### [Listing]

========================

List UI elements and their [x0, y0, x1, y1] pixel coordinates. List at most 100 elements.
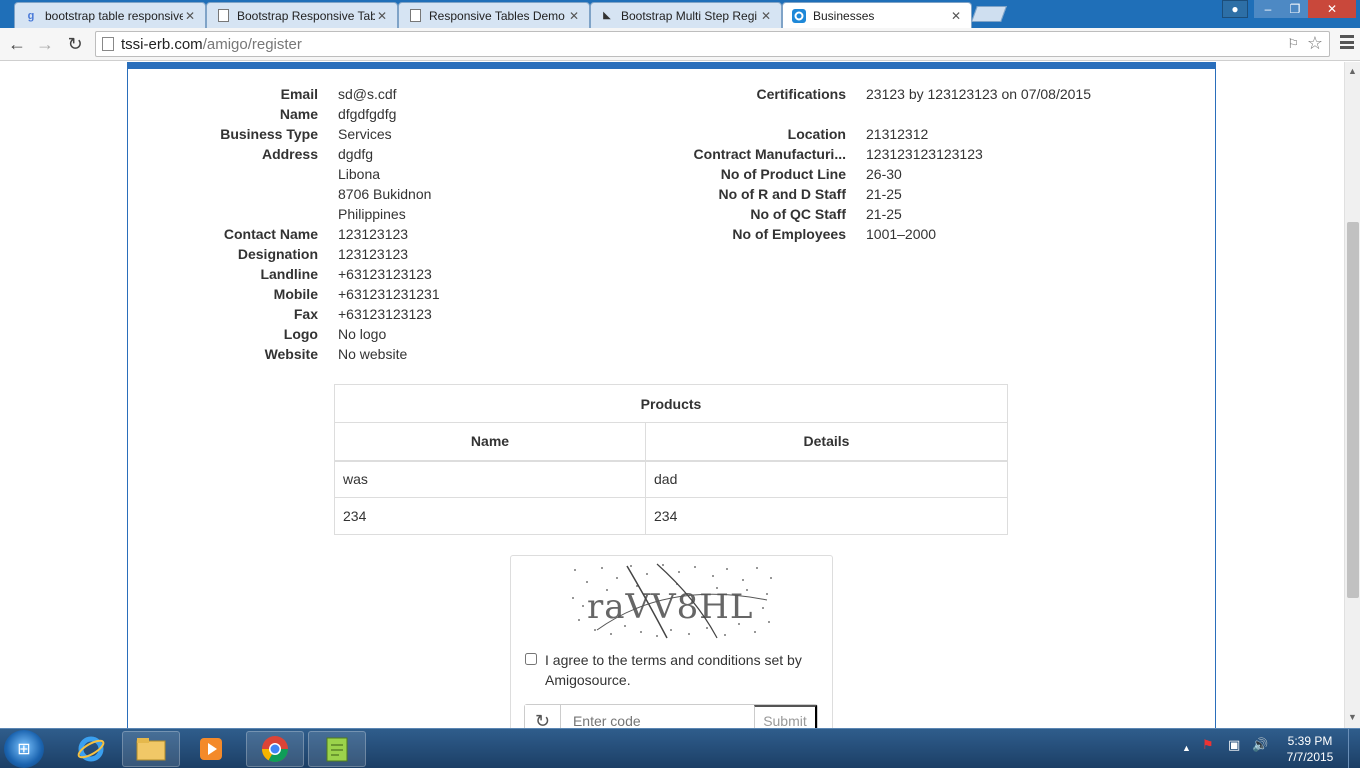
detail-row: No of Product Line 26-30 [680, 164, 1166, 184]
detail-label: Name [279, 106, 318, 122]
detail-row: Landline +63123123123 [200, 264, 598, 284]
close-icon[interactable]: ✕ [375, 9, 389, 23]
table-cell: 234 [645, 497, 1008, 535]
table-cell: dad [645, 460, 1008, 498]
terms-label: I agree to the terms and conditions set … [545, 652, 802, 688]
detail-row: Logo No logo [200, 324, 598, 344]
close-icon[interactable]: ✕ [183, 9, 197, 23]
detail-row: Name dfgdfgdfg [200, 104, 598, 124]
captcha-image: raVV8HL [567, 560, 779, 640]
table-row: was dad [334, 460, 1008, 498]
file-explorer-icon[interactable] [122, 731, 180, 767]
system-clock[interactable]: 5:39 PM 7/7/2015 [1280, 733, 1340, 765]
detail-label: Business Type [220, 126, 318, 142]
products-table: Products Name Details was dad 234 234 [334, 384, 1008, 535]
amigo-icon [791, 8, 807, 24]
detail-label: Contact Name [223, 226, 318, 242]
close-icon[interactable]: ✕ [759, 9, 773, 23]
detail-label: Website [264, 346, 318, 362]
table-row: 234 234 [334, 497, 1008, 535]
detail-label: No of R and D Staff [718, 186, 846, 202]
media-player-icon[interactable] [182, 731, 240, 767]
internet-explorer-icon[interactable] [62, 731, 120, 767]
detail-label [200, 164, 318, 184]
page-viewport: Email sd@s.cdf Name dfgdfgdfg Business Typ… [0, 62, 1344, 728]
tab-title: Businesses [813, 8, 875, 23]
action-center-flag-icon[interactable]: ⚑ [1202, 737, 1214, 753]
detail-row: No of R and D Staff 21-25 [680, 184, 1166, 204]
detail-row: Website No website [200, 344, 598, 364]
column-header-details: Details [645, 422, 1008, 462]
forward-arrow-icon[interactable]: → [32, 32, 58, 56]
back-arrow-icon[interactable]: ← [4, 32, 30, 56]
browser-tab[interactable]: Bootstrap Responsive Tab ✕ [206, 2, 398, 28]
page-icon [407, 8, 423, 24]
vertical-scrollbar[interactable]: ▲ ▼ [1344, 62, 1360, 728]
terms-agreement[interactable]: I agree to the terms and conditions set … [525, 650, 825, 690]
notepad-icon[interactable] [308, 731, 366, 767]
detail-label [200, 204, 318, 224]
volume-icon[interactable]: 🔊 [1252, 737, 1268, 753]
terms-checkbox[interactable] [525, 653, 537, 665]
tab-title: bootstrap table responsive [45, 8, 183, 23]
tray-overflow-icon[interactable]: ▲ [1182, 743, 1191, 753]
refresh-icon[interactable]: ↻ [525, 705, 561, 728]
windows-start-icon[interactable]: ⊞ [4, 730, 44, 768]
scroll-down-arrow-icon[interactable]: ▼ [1348, 712, 1357, 722]
show-desktop-button[interactable] [1348, 729, 1360, 768]
detail-value: +63123123123 [338, 266, 432, 282]
detail-row: No of Employees 1001–2000 [680, 224, 1166, 244]
detail-row: Email sd@s.cdf [200, 84, 598, 104]
bookmark-star-icon[interactable]: ☆ [1307, 33, 1323, 54]
chrome-icon[interactable] [246, 731, 304, 767]
detail-value: Services [338, 126, 392, 142]
business-details-right: Certifications 23123 by 123123123 on 07/0… [680, 84, 1166, 244]
detail-label: Certifications [756, 86, 846, 102]
detail-value: Libona [338, 166, 381, 182]
translate-icon[interactable]: ⚐ [1287, 36, 1299, 52]
detail-row: Fax +63123123123 [200, 304, 598, 324]
browser-tabstrip: g bootstrap table responsive ✕ Bootstrap… [0, 0, 1360, 28]
detail-label: Email [280, 86, 318, 102]
detail-label: Landline [260, 266, 318, 282]
detail-row: Designation 123123123 [200, 244, 598, 264]
table-title: Products [334, 384, 1008, 423]
detail-row: Libona [200, 164, 598, 184]
browser-tab[interactable]: ◣ Bootstrap Multi Step Regi ✕ [590, 2, 782, 28]
submit-button[interactable]: Submit [753, 705, 817, 728]
page-icon: ◣ [603, 10, 611, 21]
chrome-menu-icon[interactable] [1340, 35, 1354, 49]
tab-title: Bootstrap Multi Step Regi [621, 8, 758, 23]
detail-label: No of Employees [732, 226, 846, 242]
table-cell: was [334, 460, 646, 498]
detail-value: 1001–2000 [866, 226, 937, 242]
new-tab-button[interactable] [971, 6, 1007, 22]
user-icon[interactable]: ● [1222, 0, 1248, 18]
table-cell: 234 [334, 497, 646, 535]
browser-tab[interactable]: Responsive Tables Demo ✕ [398, 2, 590, 28]
address-bar[interactable]: tssi-erb.com/amigo/register ⚐ ☆ [95, 31, 1330, 57]
detail-label [200, 184, 318, 204]
close-icon[interactable]: ✕ [567, 9, 581, 23]
captcha-input-group: ↻ Submit [524, 704, 818, 728]
maximize-button[interactable]: ❐ [1282, 0, 1308, 18]
captcha-code-input[interactable] [560, 705, 754, 728]
browser-tab[interactable]: g bootstrap table responsive ✕ [14, 2, 206, 28]
close-window-button[interactable]: ✕ [1308, 0, 1356, 18]
minimize-button[interactable]: – [1254, 0, 1282, 18]
browser-toolbar: ← → ↻ tssi-erb.com/amigo/register ⚐ ☆ [0, 28, 1360, 61]
detail-row: Business Type Services [200, 124, 598, 144]
captcha-box: raVV8HL I agree to the terms and conditi… [510, 555, 833, 728]
reload-icon[interactable]: ↻ [62, 32, 88, 56]
clock-time: 5:39 PM [1287, 734, 1333, 748]
scrollbar-thumb[interactable] [1347, 222, 1359, 598]
detail-row: Philippines [200, 204, 598, 224]
scroll-up-arrow-icon[interactable]: ▲ [1348, 66, 1357, 76]
detail-value: dfgdfgdfg [338, 106, 397, 122]
close-icon[interactable]: ✕ [949, 9, 963, 23]
url-text: tssi-erb.com/amigo/register [121, 36, 302, 53]
browser-tab-active[interactable]: Businesses ✕ [782, 2, 972, 28]
network-icon[interactable]: ▣ [1228, 737, 1240, 753]
detail-value: dgdfg [338, 146, 374, 162]
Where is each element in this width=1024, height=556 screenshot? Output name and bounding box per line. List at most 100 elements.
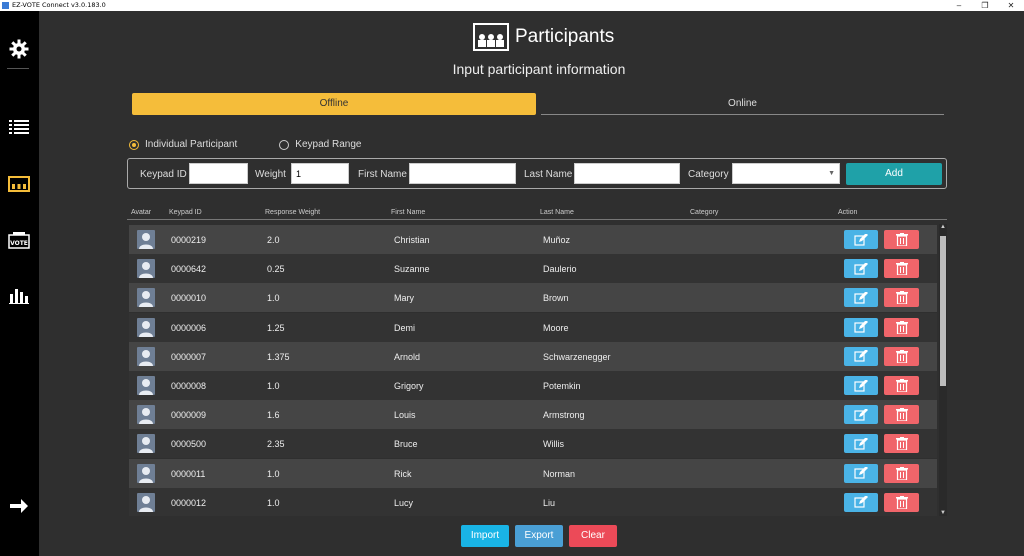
- participants-icon[interactable]: [8, 173, 30, 195]
- delete-button[interactable]: [884, 492, 919, 512]
- table-row: 0000006 1.25 Demi Moore: [129, 312, 937, 342]
- table-row: 0000500 2.35 Bruce Willis: [129, 429, 937, 459]
- col-avatar: Avatar: [131, 209, 152, 216]
- minimize-button[interactable]: –: [946, 0, 972, 11]
- edit-button[interactable]: [844, 230, 878, 249]
- radio-keypad-range[interactable]: Keypad Range: [279, 139, 361, 150]
- edit-button[interactable]: [844, 346, 878, 366]
- col-keypad-id: Keypad ID: [169, 209, 202, 216]
- trash-icon: [895, 291, 908, 305]
- radio-individual-participant[interactable]: Individual Participant: [129, 139, 237, 150]
- edit-button[interactable]: [844, 492, 878, 512]
- edit-icon: [854, 321, 868, 333]
- cell-first-name: Mary: [394, 293, 414, 304]
- cell-last-name: Brown: [543, 293, 569, 304]
- keypad-id-label: Keypad ID: [140, 169, 187, 180]
- cell-keypad-id: 0000009: [171, 410, 207, 421]
- edit-button[interactable]: [844, 376, 878, 395]
- edit-button[interactable]: [844, 317, 878, 337]
- tab-offline[interactable]: Offline: [132, 93, 536, 115]
- weight-input[interactable]: [291, 163, 349, 184]
- edit-icon: [854, 408, 868, 421]
- window-title: EZ-VOTE Connect v3.0.183.0: [12, 1, 106, 9]
- col-action: Action: [838, 209, 858, 216]
- trash-icon: [895, 233, 908, 246]
- vote-icon[interactable]: VOTE: [8, 229, 30, 251]
- table-row: 0000642 0.25 Suzanne Daulerio: [129, 254, 937, 284]
- edit-icon: [854, 291, 868, 304]
- cell-keypad-id: 0000011: [171, 468, 206, 479]
- scroll-thumb[interactable]: [940, 236, 946, 386]
- edit-icon: [854, 437, 868, 450]
- page-title: Participants: [515, 26, 615, 47]
- cell-response-weight: 1.0: [267, 468, 280, 479]
- arrow-right-icon[interactable]: [8, 495, 30, 517]
- edit-button[interactable]: [844, 288, 878, 308]
- table-row: 0000007 1.375 Arnold Schwarzenegger: [129, 341, 937, 371]
- table-row: 0000008 1.0 Grigory Potemkin: [129, 371, 937, 400]
- cell-first-name: Suzanne: [394, 264, 430, 275]
- cell-response-weight: 1.25: [267, 322, 285, 333]
- delete-button[interactable]: [884, 259, 919, 279]
- avatar: [137, 230, 155, 249]
- delete-button[interactable]: [884, 317, 919, 337]
- table-scrollbar[interactable]: ▲ ▼: [939, 224, 947, 516]
- first-name-input[interactable]: [409, 163, 516, 184]
- edit-button[interactable]: [844, 434, 878, 454]
- cell-keypad-id: 0000219: [171, 235, 207, 245]
- trash-icon: [895, 262, 908, 276]
- svg-text:VOTE: VOTE: [10, 240, 28, 247]
- last-name-input[interactable]: [574, 163, 680, 184]
- avatar: [137, 434, 155, 454]
- cell-last-name: Liu: [543, 497, 556, 508]
- trash-icon: [895, 379, 908, 392]
- avatar: [137, 346, 155, 366]
- add-button[interactable]: Add: [846, 163, 942, 185]
- delete-button[interactable]: [884, 230, 919, 249]
- keypad-id-input[interactable]: [189, 163, 248, 184]
- cell-last-name: Armstrong: [543, 410, 585, 421]
- cell-last-name: Daulerio: [543, 264, 577, 275]
- delete-button[interactable]: [884, 346, 919, 366]
- delete-button[interactable]: [884, 288, 919, 308]
- avatar: [137, 376, 155, 395]
- edit-icon: [854, 350, 868, 362]
- mode-tabs: Offline Online: [132, 93, 944, 115]
- scroll-up-icon[interactable]: ▲: [939, 224, 947, 230]
- clear-button[interactable]: Clear: [569, 525, 617, 547]
- window-titlebar: EZ-VOTE Connect v3.0.183.0 – ❐ ✕: [0, 0, 1024, 11]
- delete-button[interactable]: [884, 405, 919, 425]
- table-row: 0000009 1.6 Louis Armstrong: [129, 400, 937, 430]
- bar-chart-icon[interactable]: [8, 284, 30, 306]
- trash-icon: [895, 495, 908, 509]
- category-select[interactable]: ▼: [732, 163, 840, 184]
- tab-online[interactable]: Online: [541, 93, 944, 115]
- cell-last-name: Muñoz: [543, 235, 571, 245]
- cell-response-weight: 1.375: [267, 351, 290, 362]
- scroll-down-icon[interactable]: ▼: [939, 510, 947, 516]
- delete-button[interactable]: [884, 376, 919, 395]
- edit-icon: [854, 467, 868, 479]
- radio-label: Keypad Range: [295, 139, 362, 150]
- delete-button[interactable]: [884, 463, 919, 483]
- list-icon[interactable]: [8, 116, 30, 138]
- edit-icon: [854, 496, 868, 508]
- export-button[interactable]: Export: [515, 525, 563, 547]
- cell-response-weight: 1.6: [267, 410, 280, 421]
- cell-first-name: Grigory: [394, 381, 424, 391]
- gear-icon[interactable]: [8, 38, 30, 60]
- restore-button[interactable]: ❐: [972, 0, 998, 11]
- close-button[interactable]: ✕: [998, 0, 1024, 11]
- bottom-actions: Import Export Clear: [461, 525, 623, 547]
- import-button[interactable]: Import: [461, 525, 509, 547]
- cell-response-weight: 1.0: [267, 381, 280, 391]
- category-label: Category: [688, 169, 729, 180]
- edit-button[interactable]: [844, 405, 878, 425]
- cell-first-name: Rick: [394, 468, 412, 479]
- edit-button[interactable]: [844, 463, 878, 483]
- cell-keypad-id: 0000006: [171, 322, 207, 333]
- trash-icon: [895, 466, 908, 480]
- delete-button[interactable]: [884, 434, 919, 454]
- edit-button[interactable]: [844, 259, 878, 279]
- cell-response-weight: 1.0: [267, 497, 280, 508]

========================

### [Instruction]
Copy out the lines of the material above verbatim, starting with the line that contains "- participants-icon[interactable]: [8, 173, 30, 195]" and going on through the line that contains "- edit-icon: [854, 437, 868, 450]", both included.

### [Result for this exercise]
- participants-icon[interactable]: [8, 173, 30, 195]
- delete-button[interactable]: [884, 492, 919, 512]
- table-row: 0000006 1.25 Demi Moore: [129, 312, 937, 342]
- table-row: 0000500 2.35 Bruce Willis: [129, 429, 937, 459]
- col-avatar: Avatar: [131, 209, 152, 216]
- minimize-button[interactable]: –: [946, 0, 972, 11]
- edit-button[interactable]: [844, 230, 878, 249]
- radio-keypad-range[interactable]: Keypad Range: [279, 139, 361, 150]
- edit-button[interactable]: [844, 346, 878, 366]
- col-keypad-id: Keypad ID: [169, 209, 202, 216]
- trash-icon: [895, 291, 908, 305]
- radio-individual-participant[interactable]: Individual Participant: [129, 139, 237, 150]
- edit-button[interactable]: [844, 492, 878, 512]
- edit-icon: [854, 321, 868, 333]
- cell-first-name: Mary: [394, 293, 414, 304]
- cell-last-name: Brown: [543, 293, 569, 304]
- keypad-id-label: Keypad ID: [140, 169, 187, 180]
- cell-keypad-id: 0000009: [171, 410, 207, 421]
- edit-button[interactable]: [844, 376, 878, 395]
- edit-button[interactable]: [844, 317, 878, 337]
- tab-offline[interactable]: Offline: [132, 93, 536, 115]
- weight-input[interactable]: [291, 163, 349, 184]
- edit-icon: [854, 408, 868, 421]
- window-title: EZ-VOTE Connect v3.0.183.0: [12, 1, 106, 9]
- col-action: Action: [838, 209, 858, 216]
- trash-icon: [895, 233, 908, 246]
- vote-icon[interactable]: VOTE: [8, 229, 30, 251]
- table-row: 0000642 0.25 Suzanne Daulerio: [129, 254, 937, 284]
- edit-icon: [854, 291, 868, 304]
- cell-keypad-id: 0000011: [171, 468, 206, 479]
- scroll-thumb[interactable]: [940, 236, 946, 386]
- edit-icon: [854, 437, 868, 450]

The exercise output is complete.